> [DATA ENTRIES]
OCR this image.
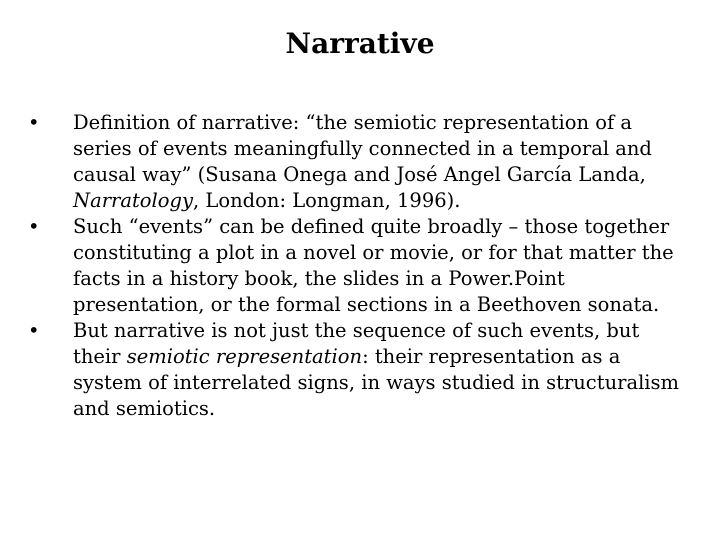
Narrative
•	Definition of narrative: “the semiotic representation of a series of events meaningfully connected in a temporal and causal way” (Susana Onega and José Angel García Landa, Narratology, London: Longman, 1996).
•	Such “events” can be defined quite broadly – those together constituting a plot in a novel or movie, or for that matter the facts in a history book, the slides in a Power.Point presentation, or the formal sections in a Beethoven sonata.
•	But narrative is not just the sequence of such events, but their semiotic representation: their representation as a system of interrelated signs, in ways studied in structuralism and semiotics.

> [YOUR TASK]
Leave the pictures out and copy the rest of the data exactly.

> [RESULT OF THE EXERCISE]
OCR this image.
Narrative
•	Definition of narrative: “the semiotic representation of a series of events meaningfully connected in a temporal and causal way” (Susana Onega and José Angel García Landa, Narratology, London: Longman, 1996).
•	Such “events” can be defined quite broadly – those together constituting a plot in a novel or movie, or for that matter the facts in a history book, the slides in a Power.Point presentation, or the formal sections in a Beethoven sonata.
•	But narrative is not just the sequence of such events, but their semiotic representation: their representation as a system of interrelated signs, in ways studied in structuralism and semiotics.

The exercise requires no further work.